**Task to carry out**
Transcribe the records below exactly, leaving out any pictures.

[begin Given information]

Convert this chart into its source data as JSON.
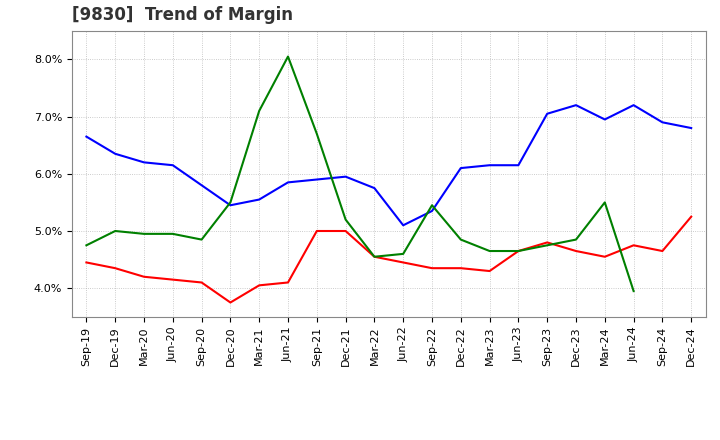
{
  "title": "[9830]  Trend of Margin",
  "x_labels": [
    "Sep-19",
    "Dec-19",
    "Mar-20",
    "Jun-20",
    "Sep-20",
    "Dec-20",
    "Mar-21",
    "Jun-21",
    "Sep-21",
    "Dec-21",
    "Mar-22",
    "Jun-22",
    "Sep-22",
    "Dec-22",
    "Mar-23",
    "Jun-23",
    "Sep-23",
    "Dec-23",
    "Mar-24",
    "Jun-24",
    "Sep-24",
    "Dec-24"
  ],
  "ordinary_income": [
    6.65,
    6.35,
    6.2,
    6.15,
    5.8,
    5.45,
    5.55,
    5.85,
    5.9,
    5.95,
    5.75,
    5.1,
    5.35,
    6.1,
    6.15,
    6.15,
    7.05,
    7.2,
    6.95,
    7.2,
    6.9,
    6.8
  ],
  "net_income": [
    4.45,
    4.35,
    4.2,
    4.15,
    4.1,
    3.75,
    4.05,
    4.1,
    5.0,
    5.0,
    4.55,
    4.45,
    4.35,
    4.35,
    4.3,
    4.65,
    4.8,
    4.65,
    4.55,
    4.75,
    4.65,
    5.25
  ],
  "operating_cashflow": [
    4.75,
    5.0,
    4.95,
    4.95,
    4.85,
    5.5,
    7.1,
    8.05,
    6.7,
    5.2,
    4.55,
    4.6,
    5.45,
    4.85,
    4.65,
    4.65,
    4.75,
    4.85,
    5.5,
    3.95,
    null,
    null
  ],
  "line_colors": {
    "ordinary_income": "#0000ff",
    "net_income": "#ff0000",
    "operating_cashflow": "#008000"
  },
  "ylim": [
    3.5,
    8.5
  ],
  "yticks": [
    4.0,
    5.0,
    6.0,
    7.0,
    8.0
  ],
  "background_color": "#ffffff",
  "grid_color": "#aaaaaa",
  "title_color": "#333333",
  "title_fontsize": 12,
  "tick_fontsize": 8,
  "legend_fontsize": 9
}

[end Given information]

**Task result**
Convert this chart into its source data as JSON.
{
  "title": "[9830]  Trend of Margin",
  "x_labels": [
    "Sep-19",
    "Dec-19",
    "Mar-20",
    "Jun-20",
    "Sep-20",
    "Dec-20",
    "Mar-21",
    "Jun-21",
    "Sep-21",
    "Dec-21",
    "Mar-22",
    "Jun-22",
    "Sep-22",
    "Dec-22",
    "Mar-23",
    "Jun-23",
    "Sep-23",
    "Dec-23",
    "Mar-24",
    "Jun-24",
    "Sep-24",
    "Dec-24"
  ],
  "ordinary_income": [
    6.65,
    6.35,
    6.2,
    6.15,
    5.8,
    5.45,
    5.55,
    5.85,
    5.9,
    5.95,
    5.75,
    5.1,
    5.35,
    6.1,
    6.15,
    6.15,
    7.05,
    7.2,
    6.95,
    7.2,
    6.9,
    6.8
  ],
  "net_income": [
    4.45,
    4.35,
    4.2,
    4.15,
    4.1,
    3.75,
    4.05,
    4.1,
    5.0,
    5.0,
    4.55,
    4.45,
    4.35,
    4.35,
    4.3,
    4.65,
    4.8,
    4.65,
    4.55,
    4.75,
    4.65,
    5.25
  ],
  "operating_cashflow": [
    4.75,
    5.0,
    4.95,
    4.95,
    4.85,
    5.5,
    7.1,
    8.05,
    6.7,
    5.2,
    4.55,
    4.6,
    5.45,
    4.85,
    4.65,
    4.65,
    4.75,
    4.85,
    5.5,
    3.95,
    null,
    null
  ],
  "line_colors": {
    "ordinary_income": "#0000ff",
    "net_income": "#ff0000",
    "operating_cashflow": "#008000"
  },
  "ylim": [
    3.5,
    8.5
  ],
  "yticks": [
    4.0,
    5.0,
    6.0,
    7.0,
    8.0
  ],
  "background_color": "#ffffff",
  "grid_color": "#aaaaaa",
  "title_color": "#333333",
  "title_fontsize": 12,
  "tick_fontsize": 8,
  "legend_fontsize": 9
}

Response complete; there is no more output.